Document segment

•••••

# how many of u felons did body work



## Bazooka-Joe (Dec 31, 2010)

how many of you boys done auto body?


----------



## gazman (Apr 29, 2011)

My father has his own shop, and the opportunity for an apprenticeship was there. I was smart enough to stay away, but dumb enough to do this trade. Go figure.


----------



## Magic (Feb 20, 2014)

Worked in several body shops growing up. Didn't mind it too much. Days go by fast like finishing. Hated blowing my nose and seeing rainbows.


----------



## Bazooka-Joe (Dec 31, 2010)

Magic said:


> Worked in several body shops growing up. Didn't mind it too much. Days go by fast like finishing. Hated blowing my nose and seeing rainbows.


That's coz you like Base


----------



## Bazooka-Joe (Dec 31, 2010)

Twisted out some backyard beuties


----------



## VANMAN (Jan 14, 2011)

Yup!
Started out doing spray painting lorry's and fixing the dent etc up!
Loved the spraying part but the prep before was a killer!


----------



## MrWillys (Mar 10, 2014)

I'm not a felon, but am a self taught painter and body man.


----------



## VANMAN (Jan 14, 2011)

MrWillys said:


> I'm not a felon, but am a self taught painter and body man.


I'm not a felon either but maybe should b behind bars!
But that's another story


----------



## Bazooka-Joe (Dec 31, 2010)

VANMAN said:


> Yup!
> Started out doing spray painting lorry's and fixing the dent etc up!
> Loved the spraying part but the prep before was a killer!


aint it, took me sometime to get my boat paint ready


----------



## thefinisher (Sep 2, 2011)

I have never done it but I feel like it would be pretty easy coming from finishing. Looking at buying a house and I would love to get something with a big garage out back to use as a shop. My street rod needs a fresh paint job for sure.


----------



## VANMAN (Jan 14, 2011)

•••••

Recorded data

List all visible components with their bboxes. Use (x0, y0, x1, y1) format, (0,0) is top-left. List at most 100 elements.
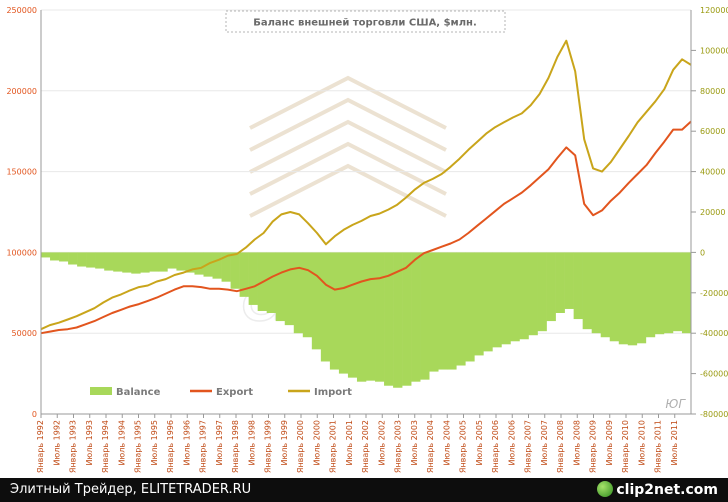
left-axis-ticks: 0 50000 100000 150000 200000 250000 (6, 6, 37, 419)
balance-bar (510, 252, 520, 342)
x-axis-tick-label: Июль 1996 (182, 420, 191, 465)
x-axis-tick-label: Июль 2002 (377, 420, 386, 465)
x-axis-tick-label: Январь 2001 (329, 420, 338, 473)
balance-bar (654, 252, 665, 335)
right-axis-tick-label: 40000 (700, 168, 725, 177)
x-axis-ticks: Январь 1992 Июль 1992 Январь 1993 Июль 1993… (36, 414, 679, 473)
balance-bar (591, 252, 602, 334)
balance-bar (447, 252, 457, 370)
right-axis-tick-label: 20000 (700, 208, 725, 217)
balance-bar (113, 252, 123, 272)
balance-bar (618, 252, 629, 345)
balance-bar (411, 252, 421, 382)
balance-bar (239, 252, 249, 297)
balance-bar (320, 252, 331, 362)
balance-bar (375, 252, 385, 382)
footer-text: Элитный Трейдер, ELITETRADER.RU (10, 482, 252, 497)
legend-label-export: Export (216, 387, 253, 398)
x-axis-tick-label: Январь 2011 (654, 420, 663, 473)
x-axis-tick-label: Январь 2005 (459, 420, 468, 473)
right-axis-tick-label: 0 (700, 248, 705, 257)
x-axis-tick-label: Июль 2005 (475, 420, 484, 465)
x-axis-tick-label: Январь 1996 (166, 420, 175, 473)
right-axis-tick-label: -20000 (700, 289, 728, 298)
balance-bar (284, 252, 295, 326)
balance-bar (347, 252, 358, 378)
balance-bar (384, 252, 394, 386)
chart-title-box: Баланс внешней торговли США, $млн. (225, 10, 506, 33)
x-axis-tick-label: Июль 1995 (150, 420, 159, 465)
x-axis-tick-label: Январь 1993 (69, 420, 78, 473)
balance-bar (230, 252, 240, 289)
balance-bar (122, 252, 132, 273)
x-axis-tick-label: Январь 1995 (134, 420, 143, 473)
x-axis-tick-label: Январь 2007 (524, 420, 533, 473)
left-axis-tick-label: 250000 (6, 6, 37, 15)
balance-bar (194, 252, 204, 275)
clip2net-logo[interactable]: clip2net.com (597, 481, 718, 498)
balance-bar (68, 252, 78, 265)
left-axis-tick-label: 100000 (6, 248, 37, 257)
balance-bar (429, 252, 439, 372)
x-axis-tick-label: Январь 1998 (231, 420, 240, 473)
left-axis-tick-label: 50000 (12, 329, 37, 338)
balance-bar (311, 252, 322, 350)
balance-bar (645, 252, 656, 338)
clip2net-ball-icon (597, 481, 614, 497)
legend: Balance Export Import (90, 387, 352, 398)
x-axis-tick-label: Июль 1998 (247, 420, 256, 465)
left-axis-tick-label: 200000 (6, 87, 37, 96)
balance-bar (41, 252, 51, 258)
x-axis-tick-label: Июль 1992 (52, 420, 61, 465)
footer-bar: Элитный Трейдер, ELITETRADER.RU clip2net… (0, 478, 728, 502)
x-axis-tick-label: Январь 1999 (264, 420, 273, 473)
right-axis-tick-label: -80000 (700, 410, 728, 419)
balance-bar (501, 252, 511, 345)
watermark-chevron (249, 119, 447, 174)
right-axis-tick-label: 120000 (700, 6, 728, 15)
balance-bar (672, 252, 683, 332)
balance-bar (167, 252, 177, 269)
import-line (40, 39, 692, 331)
x-axis-tick-label: Январь 1994 (101, 420, 110, 473)
legend-swatch-balance (90, 387, 112, 395)
x-axis-tick-label: Июль 2003 (410, 420, 419, 465)
balance-bar (176, 252, 186, 271)
watermark-chevron (249, 163, 447, 218)
x-axis-tick-label: Январь 2003 (394, 420, 403, 473)
x-axis-tick-label: Январь 2006 (491, 420, 500, 473)
balance-bar (59, 252, 69, 262)
balance-bar (663, 252, 674, 334)
balance-bar (600, 252, 611, 338)
balance-bar (158, 252, 168, 272)
balance-bar (185, 252, 195, 273)
balance-bar (140, 252, 150, 273)
left-axis-tick-label: 0 (32, 410, 37, 419)
x-axis-tick-label: Июль 2007 (540, 420, 549, 465)
balance-bars (41, 252, 692, 388)
balance-bar (393, 252, 403, 388)
balance-bar (86, 252, 96, 268)
watermark-chevron (249, 141, 447, 196)
balance-bar (293, 252, 304, 334)
right-axis-tick-label: 80000 (700, 87, 725, 96)
balance-bar (275, 252, 286, 322)
watermark-chevron (249, 97, 447, 152)
x-axis-tick-label: Июль 1999 (280, 420, 289, 465)
right-axis-tick-label: -40000 (700, 329, 728, 338)
x-axis-tick-label: Январь 2009 (589, 420, 598, 473)
balance-bar (519, 252, 529, 340)
watermark-chevron (249, 75, 447, 130)
x-axis-tick-label: Июль 1994 (117, 420, 126, 465)
x-axis-tick-label: Январь 1997 (199, 420, 208, 473)
balance-bar (609, 252, 620, 342)
balance-bar (329, 252, 340, 370)
balance-bar (266, 252, 277, 313)
right-axis-ticks: -80000 -60000 -40000 -20000 0 20000 40000 60000… (700, 6, 728, 419)
balance-bar (555, 252, 565, 313)
x-axis-tick-label: Июль 2010 (637, 420, 646, 465)
left-axis-tick-label: 150000 (6, 168, 37, 177)
x-axis-tick-label: Январь 2000 (296, 420, 305, 473)
balance-bar (338, 252, 349, 374)
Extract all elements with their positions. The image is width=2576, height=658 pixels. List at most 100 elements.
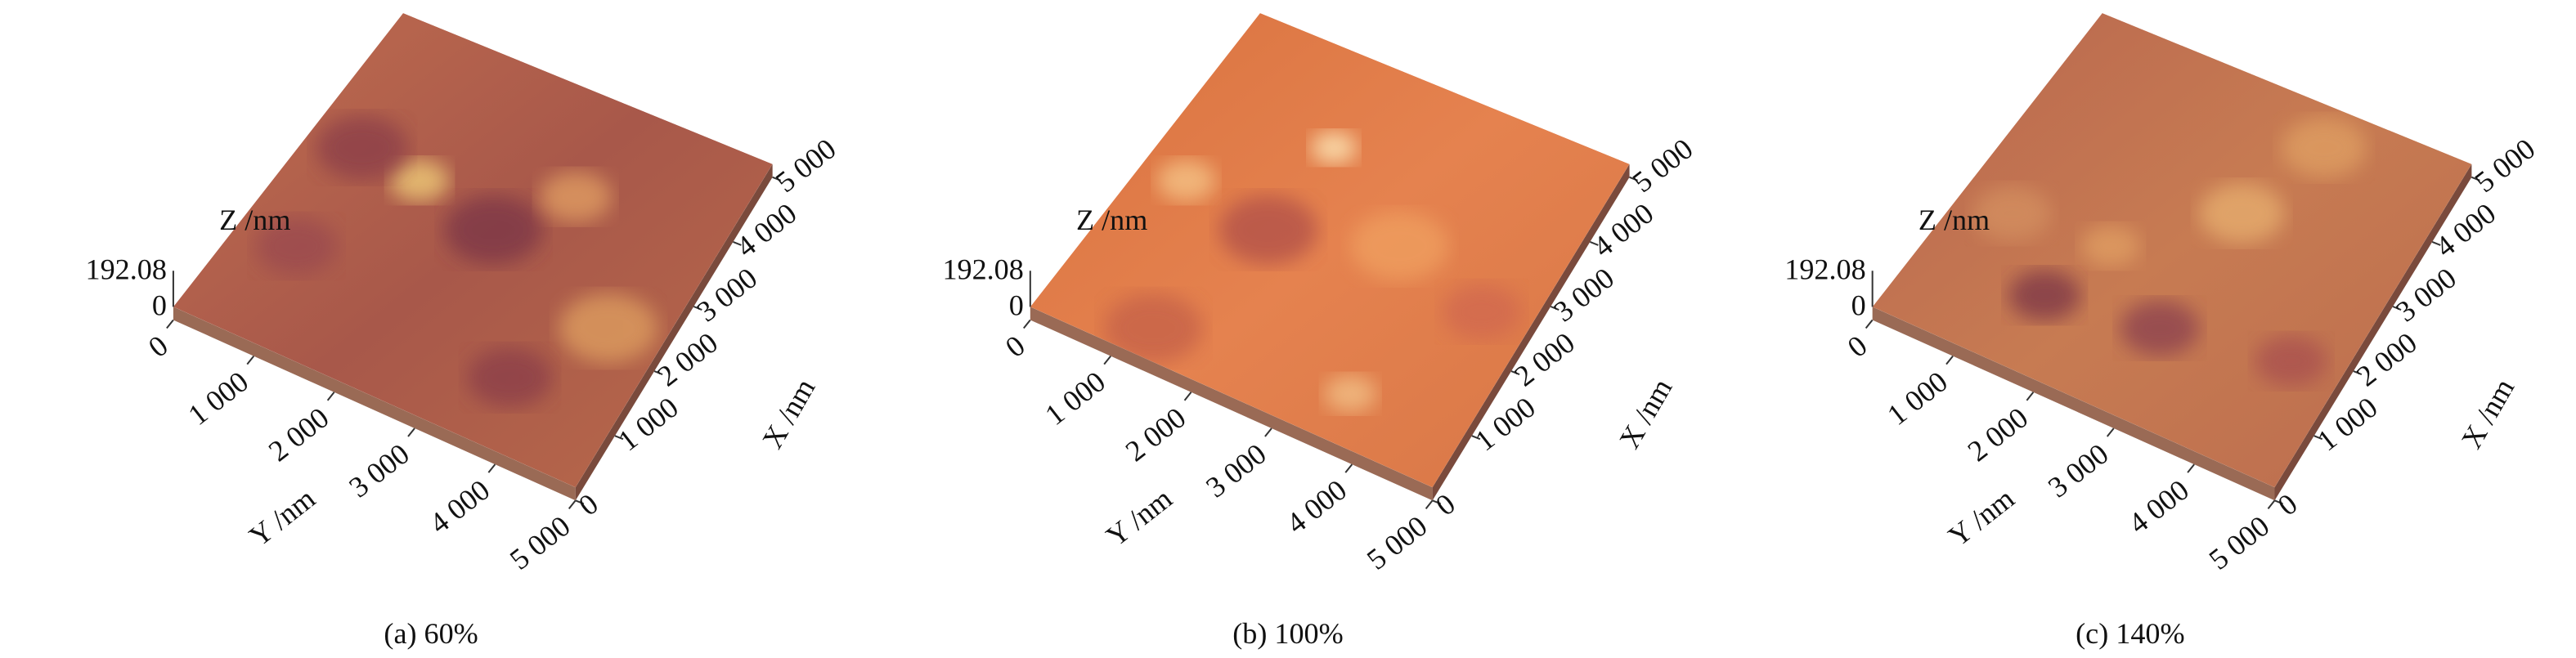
surface <box>1872 13 2472 488</box>
surface-feature <box>444 195 543 265</box>
x-tick-label: 0 <box>2272 487 2304 522</box>
surface-feature <box>389 159 450 202</box>
surface-feature <box>467 347 553 408</box>
base-front-left <box>173 307 576 501</box>
surface-feature <box>2281 118 2367 178</box>
y-tick-label: 2 000 <box>1120 401 1192 468</box>
y-tick-label: 5 000 <box>1361 509 1434 576</box>
base-front-right <box>1432 163 1630 501</box>
y-tick-label: 5 000 <box>504 509 577 576</box>
y-tick <box>1865 319 1874 329</box>
y-tick-label: 3 000 <box>2042 437 2115 504</box>
x-axis-label: X /nm <box>1613 373 1678 454</box>
y-tick <box>1103 355 1111 365</box>
base-front-right <box>2274 163 2472 501</box>
surface-feature <box>2008 270 2081 321</box>
x-tick <box>2471 176 2480 181</box>
surface <box>1030 13 1630 488</box>
x-tick <box>614 435 624 441</box>
y-tick-label: 2 000 <box>263 401 335 468</box>
y-axis-label: Y /nm <box>1100 481 1178 553</box>
x-tick-label: 5 000 <box>770 132 842 199</box>
caption: (b) 100% <box>1232 617 1343 650</box>
surface-feature <box>1156 159 1216 202</box>
y-tick <box>568 499 577 509</box>
z-max: 192.08 <box>86 253 167 285</box>
base-front-left <box>1030 307 1433 501</box>
surface-feature <box>2080 225 2140 267</box>
y-tick <box>487 463 496 473</box>
surface-feature <box>1324 375 1377 413</box>
x-tick <box>575 499 585 505</box>
y-tick <box>246 355 255 365</box>
x-axis-label: X /nm <box>2455 373 2520 454</box>
z-max: 192.08 <box>942 253 1023 285</box>
y-tick-label: 0 <box>1842 329 1874 364</box>
caption: (c) 140% <box>2076 617 2184 650</box>
y-tick-label: 4 000 <box>424 473 496 540</box>
y-tick <box>1183 392 1192 401</box>
surface-feature <box>1350 211 1449 281</box>
surface-feature <box>1972 186 2052 241</box>
x-tick <box>653 370 663 376</box>
x-tick <box>1629 176 1638 181</box>
y-tick-label: 3 000 <box>1200 437 1272 504</box>
z-min: 0 <box>1009 289 1024 321</box>
base-front-left <box>1872 307 2275 501</box>
base-front-right <box>575 163 773 501</box>
x-tick <box>1590 240 1599 246</box>
surface-feature <box>2120 300 2200 356</box>
y-tick <box>2106 427 2115 437</box>
x-tick <box>693 306 702 311</box>
y-tick <box>166 319 174 329</box>
x-axis-label: X /nm <box>756 373 821 454</box>
z-max: 192.08 <box>1784 253 1865 285</box>
y-tick <box>1264 427 1272 437</box>
y-tick <box>1945 355 1954 365</box>
y-tick-label: 1 000 <box>1881 365 1954 432</box>
surface-feature <box>255 217 338 275</box>
y-tick <box>326 392 335 401</box>
x-tick <box>1471 435 1481 441</box>
y-tick-label: 0 <box>999 329 1031 364</box>
x-tick <box>1510 370 1520 376</box>
x-tick <box>733 240 742 246</box>
y-tick-label: 0 <box>142 329 174 364</box>
x-tick <box>2353 370 2363 376</box>
surface-feature <box>2255 335 2327 387</box>
y-tick <box>2267 499 2276 509</box>
z-axis-label: Z /nm <box>219 204 290 236</box>
y-tick <box>1425 499 1434 509</box>
x-tick <box>2274 499 2283 505</box>
caption: (a) 60% <box>384 617 478 650</box>
y-tick-label: 1 000 <box>1039 365 1111 432</box>
surface-fill <box>1030 13 1630 488</box>
x-tick <box>2431 240 2441 246</box>
x-tick <box>1550 306 1560 311</box>
y-tick <box>2187 463 2195 473</box>
z-axis-label: Z /nm <box>1919 204 1990 236</box>
surface-feature <box>539 171 612 222</box>
y-tick-label: 2 000 <box>1962 401 2035 468</box>
x-tick <box>1432 499 1442 505</box>
z-min: 0 <box>1851 289 1866 321</box>
y-axis-label: Y /nm <box>1942 481 2021 553</box>
surface-feature <box>559 293 658 363</box>
surface-feature <box>1442 284 1522 340</box>
surface-feature <box>316 115 408 181</box>
x-tick-label: 0 <box>572 487 604 522</box>
surface-feature <box>1311 132 1358 164</box>
surface <box>173 13 773 488</box>
y-axis-label: Y /nm <box>243 481 321 553</box>
y-tick-label: 5 000 <box>2203 509 2276 576</box>
y-tick <box>2026 392 2035 401</box>
surface-feature <box>2199 183 2285 244</box>
y-tick <box>1344 463 1353 473</box>
x-tick <box>2392 306 2402 311</box>
y-tick-label: 1 000 <box>182 365 255 432</box>
y-tick-label: 4 000 <box>2122 473 2195 540</box>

•••••

Work to complete
Reproduce the auto body forum thread above in full, word for word.

Solution for this exercise
# how many of u felons did body work



## Bazooka-Joe (Dec 31, 2010)

how many of you boys done auto body?


----------



## gazman (Apr 29, 2011)

My father has his own shop, and the opportunity for an apprenticeship was there. I was smart enough to stay away, but dumb enough to do this trade. Go figure.


----------



## Magic (Feb 20, 2014)

Worked in several body shops growing up. Didn't mind it too much. Days go by fast like finishing. Hated blowing my nose and seeing rainbows.


----------



## Bazooka-Joe (Dec 31, 2010)

Magic said:


> Worked in several body shops growing up. Didn't mind it too much. Days go by fast like finishing. Hated blowing my nose and seeing rainbows.


That's coz you like Base


----------



## Bazooka-Joe (Dec 31, 2010)

Twisted out some backyard beuties


----------



## VANMAN (Jan 14, 2011)

Yup!
Started out doing spray painting lorry's and fixing the dent etc up!
Loved the spraying part but the prep before was a killer!


----------



## MrWillys (Mar 10, 2014)

I'm not a felon, but am a self taught painter and body man.


----------



## VANMAN (Jan 14, 2011)

MrWillys said:


> I'm not a felon, but am a self taught painter and body man.


I'm not a felon either but maybe should b behind bars!
But that's another story


----------



## Bazooka-Joe (Dec 31, 2010)

VANMAN said:


> Yup!
> Started out doing spray painting lorry's and fixing the dent etc up!
> Loved the spraying part but the prep before was a killer!


aint it, took me sometime to get my boat paint ready


----------



## thefinisher (Sep 2, 2011)

I have never done it but I feel like it would be pretty easy coming from finishing. Looking at buying a house and I would love to get something with a big garage out back to use as a shop. My street rod needs a fresh paint job for sure.


----------



## VANMAN (Jan 14, 2011)